◆ Requirements:
Scan the data for "starvation" and copy the lines it appears in.
┌──
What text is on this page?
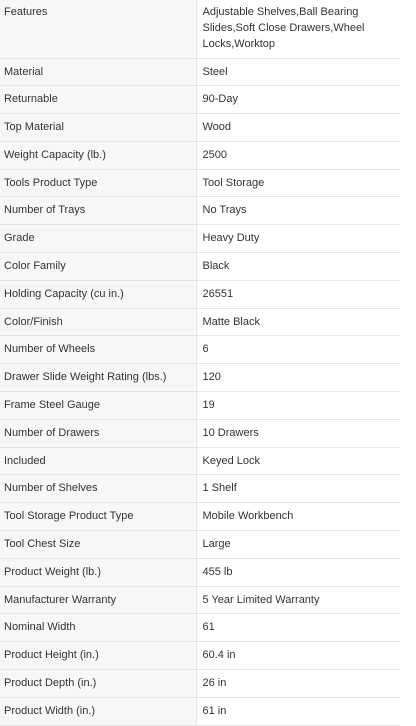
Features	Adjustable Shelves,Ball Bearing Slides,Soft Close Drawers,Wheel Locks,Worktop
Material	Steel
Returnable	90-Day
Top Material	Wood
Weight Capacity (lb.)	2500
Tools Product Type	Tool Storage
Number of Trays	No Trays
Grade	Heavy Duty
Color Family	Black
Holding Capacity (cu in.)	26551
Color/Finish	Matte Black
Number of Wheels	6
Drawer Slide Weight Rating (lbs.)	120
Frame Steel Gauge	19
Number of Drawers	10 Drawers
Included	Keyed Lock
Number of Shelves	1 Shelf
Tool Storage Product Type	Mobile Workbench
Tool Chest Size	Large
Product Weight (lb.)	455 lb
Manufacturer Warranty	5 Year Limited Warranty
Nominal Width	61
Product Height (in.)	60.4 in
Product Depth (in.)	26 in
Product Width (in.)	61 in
└──
┌──
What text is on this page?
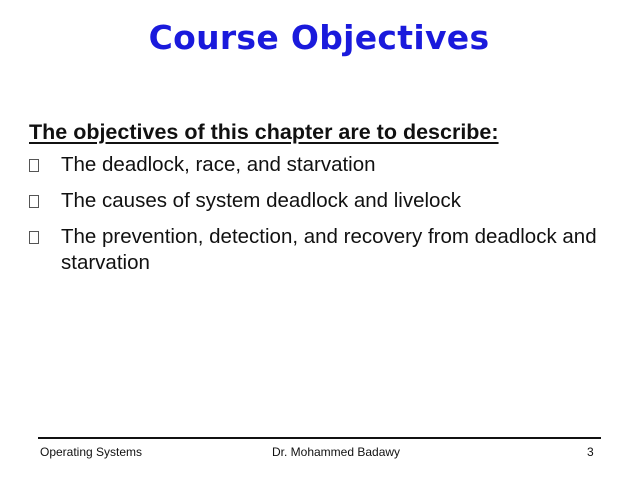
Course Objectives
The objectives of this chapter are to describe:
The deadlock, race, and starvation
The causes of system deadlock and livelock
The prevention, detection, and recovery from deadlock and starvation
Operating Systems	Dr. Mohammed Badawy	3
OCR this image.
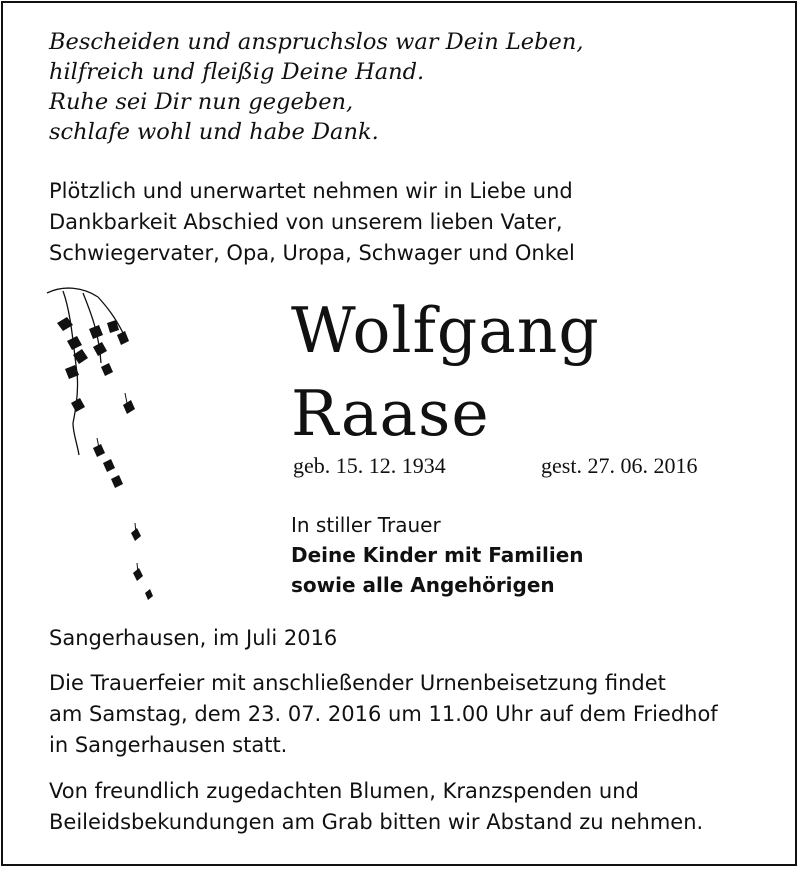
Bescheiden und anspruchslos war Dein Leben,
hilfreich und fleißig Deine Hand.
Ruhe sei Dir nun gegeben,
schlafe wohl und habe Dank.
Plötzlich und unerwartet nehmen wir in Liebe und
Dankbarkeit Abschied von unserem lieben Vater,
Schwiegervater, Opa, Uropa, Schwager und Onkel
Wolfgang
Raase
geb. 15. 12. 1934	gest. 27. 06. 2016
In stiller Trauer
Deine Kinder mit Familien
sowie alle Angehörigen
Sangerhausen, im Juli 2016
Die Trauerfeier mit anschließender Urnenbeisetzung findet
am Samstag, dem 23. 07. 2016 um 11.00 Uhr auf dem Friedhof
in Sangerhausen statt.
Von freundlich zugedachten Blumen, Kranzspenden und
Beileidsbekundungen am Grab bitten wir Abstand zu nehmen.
└──
◆ Expected answer:
The deadlock, race, and starvation
The prevention, detection, and recovery from deadlock and starvation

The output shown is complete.